Go through the listing and copy every line word for word.

● ● ● ●

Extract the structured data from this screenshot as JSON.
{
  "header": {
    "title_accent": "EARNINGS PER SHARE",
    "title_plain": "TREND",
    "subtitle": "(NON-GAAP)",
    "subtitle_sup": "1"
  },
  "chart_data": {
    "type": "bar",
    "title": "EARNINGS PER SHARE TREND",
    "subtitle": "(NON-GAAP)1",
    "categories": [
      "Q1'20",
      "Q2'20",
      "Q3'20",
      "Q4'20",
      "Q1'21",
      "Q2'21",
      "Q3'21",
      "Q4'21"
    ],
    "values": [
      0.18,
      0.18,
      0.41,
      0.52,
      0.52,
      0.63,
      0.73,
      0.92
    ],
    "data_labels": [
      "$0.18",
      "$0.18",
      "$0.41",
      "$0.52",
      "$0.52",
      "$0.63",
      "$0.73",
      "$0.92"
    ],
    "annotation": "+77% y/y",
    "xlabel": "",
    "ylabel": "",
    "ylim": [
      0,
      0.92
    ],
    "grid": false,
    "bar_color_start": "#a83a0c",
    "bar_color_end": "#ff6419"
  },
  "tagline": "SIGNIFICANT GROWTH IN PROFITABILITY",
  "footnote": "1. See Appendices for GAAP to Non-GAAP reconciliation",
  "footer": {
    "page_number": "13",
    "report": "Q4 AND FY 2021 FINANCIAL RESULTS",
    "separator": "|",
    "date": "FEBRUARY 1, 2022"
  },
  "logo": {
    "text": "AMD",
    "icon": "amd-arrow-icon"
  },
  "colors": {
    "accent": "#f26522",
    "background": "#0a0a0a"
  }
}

● ● ● ●

FINISHED EXERCISE:
Extract the structured data from this screenshot as JSON.
{
  "header": {
    "title_accent": "EARNINGS PER SHARE",
    "title_plain": "TREND",
    "subtitle": "(NON-GAAP)",
    "subtitle_sup": "1"
  },
  "chart_data": {
    "type": "bar",
    "title": "EARNINGS PER SHARE TREND",
    "subtitle": "(NON-GAAP)1",
    "categories": [
      "Q1'20",
      "Q2'20",
      "Q3'20",
      "Q4'20",
      "Q1'21",
      "Q2'21",
      "Q3'21",
      "Q4'21"
    ],
    "values": [
      0.18,
      0.18,
      0.41,
      0.52,
      0.52,
      0.63,
      0.73,
      0.92
    ],
    "data_labels": [
      "$0.18",
      "$0.18",
      "$0.41",
      "$0.52",
      "$0.52",
      "$0.63",
      "$0.73",
      "$0.92"
    ],
    "annotation": "+77% y/y",
    "xlabel": "",
    "ylabel": "",
    "ylim": [
      0,
      0.92
    ],
    "grid": false,
    "bar_color_start": "#a83a0c",
    "bar_color_end": "#ff6419"
  },
  "tagline": "SIGNIFICANT GROWTH IN PROFITABILITY",
  "footnote": "1. See Appendices for GAAP to Non-GAAP reconciliation",
  "footer": {
    "page_number": "13",
    "report": "Q4 AND FY 2021 FINANCIAL RESULTS",
    "separator": "|",
    "date": "FEBRUARY 1, 2022"
  },
  "logo": {
    "text": "AMD",
    "icon": "amd-arrow-icon"
  },
  "colors": {
    "accent": "#f26522",
    "background": "#0a0a0a"
  }
}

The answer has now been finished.